Exercise prompt — Echo the lines below, starting with the line that contains "eu-star-icon — [632, 457, 639, 463]" and going on through the line that contains "current-rating-value: 84 —", with both of those included.

Supplied data —
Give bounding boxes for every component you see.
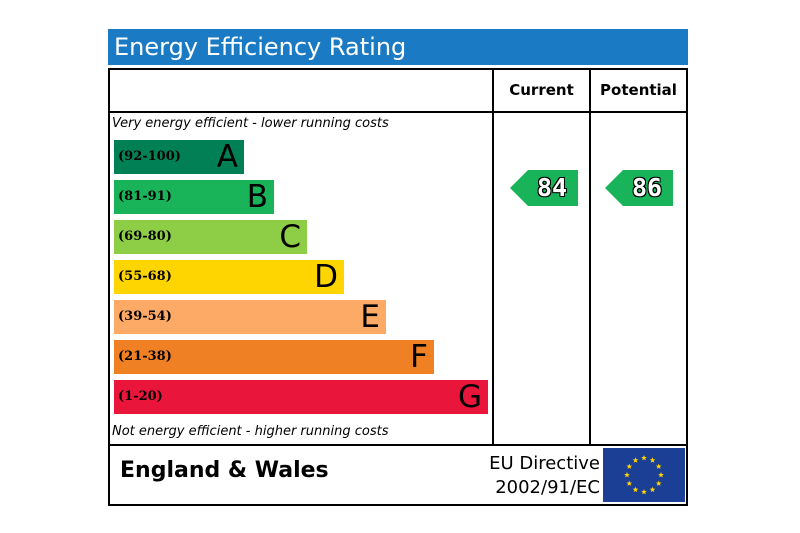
eu-star-icon — [632, 457, 639, 463]
footer-divider — [108, 444, 688, 446]
band-c: (69-80) C — [114, 220, 307, 254]
band-range: (39-54) — [118, 309, 172, 324]
band-letter: G — [457, 379, 482, 415]
band-letter: D — [314, 259, 338, 295]
band-f: (21-38) F — [114, 340, 434, 374]
column-divider-current — [492, 68, 494, 446]
potential-arrow-shape — [605, 170, 673, 206]
band-range: (21-38) — [118, 349, 172, 364]
band-letter: F — [410, 339, 428, 375]
band-range: (81-91) — [118, 189, 172, 204]
eu-star-icon — [626, 480, 633, 486]
efficient-note: Very energy efficient - lower running co… — [112, 116, 389, 131]
band-e: (39-54) E — [114, 300, 386, 334]
band-letter: A — [216, 139, 238, 175]
inefficient-note: Not energy efficient - higher running co… — [112, 424, 389, 439]
eu-star-icon — [624, 472, 630, 478]
current-rating-value: 84 — [536, 173, 568, 202]
eu-star-icon — [641, 489, 647, 495]
eu-star-icon — [655, 463, 662, 469]
current-column-header: Current — [509, 81, 574, 99]
eu-star-icon — [658, 472, 664, 478]
eu-star-icon — [626, 463, 633, 469]
eu-directive-line2: 2002/91/EC — [495, 477, 600, 498]
band-g: (1-20) G — [114, 380, 488, 414]
band-range: (92-100) — [118, 149, 181, 164]
potential-column-header: Potential — [600, 81, 677, 99]
potential-rating-value: 86 — [631, 173, 663, 202]
band-range: (69-80) — [118, 229, 172, 244]
region-label: England & Wales — [120, 458, 329, 483]
rating-table — [108, 68, 688, 506]
eu-star-icon — [649, 486, 656, 493]
band-d: (55-68) D — [114, 260, 344, 294]
current-arrow-shape — [510, 170, 578, 206]
band-letter: B — [246, 179, 268, 215]
eu-star-icon — [641, 455, 647, 461]
chart-title: Energy Efficiency Rating — [108, 29, 688, 65]
potential-rating-arrow: 86 — [605, 170, 673, 206]
eu-flag-icon — [603, 448, 685, 502]
current-rating-arrow: 84 — [510, 170, 578, 206]
band-range: (1-20) — [118, 389, 163, 404]
band-letter: C — [279, 219, 301, 255]
band-letter: E — [360, 299, 380, 335]
band-range: (55-68) — [118, 269, 172, 284]
eu-directive-line1: EU Directive — [489, 453, 600, 474]
eu-star-icon — [649, 457, 656, 463]
eu-directive: EU Directive 2002/91/EC — [460, 452, 600, 500]
column-divider-potential — [589, 68, 591, 446]
eu-star-icon — [655, 480, 662, 486]
band-a: (92-100) A — [114, 140, 244, 174]
eu-star-icon — [632, 486, 639, 493]
band-b: (81-91) B — [114, 180, 274, 214]
header-row-divider — [108, 111, 688, 113]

Answer to the problem —
eu-star-icon — [632, 457, 639, 463]
footer-divider — [108, 444, 688, 446]
band-c: (69-80) C — [114, 220, 307, 254]
band-range: (39-54) — [118, 309, 172, 324]
band-letter: G — [457, 379, 482, 415]
band-letter: D — [314, 259, 338, 295]
band-f: (21-38) F — [114, 340, 434, 374]
column-divider-current — [492, 68, 494, 446]
potential-arrow-shape — [605, 170, 673, 206]
band-range: (21-38) — [118, 349, 172, 364]
band-letter: F — [410, 339, 428, 375]
band-range: (81-91) — [118, 189, 172, 204]
eu-star-icon — [626, 480, 633, 486]
efficient-note: Very energy efficient - lower running co… — [112, 116, 389, 131]
band-e: (39-54) E — [114, 300, 386, 334]
band-letter: A — [216, 139, 238, 175]
inefficient-note: Not energy efficient - higher running co… — [112, 424, 389, 439]
eu-star-icon — [624, 472, 630, 478]
current-rating-value: 84 — [536, 173, 568, 202]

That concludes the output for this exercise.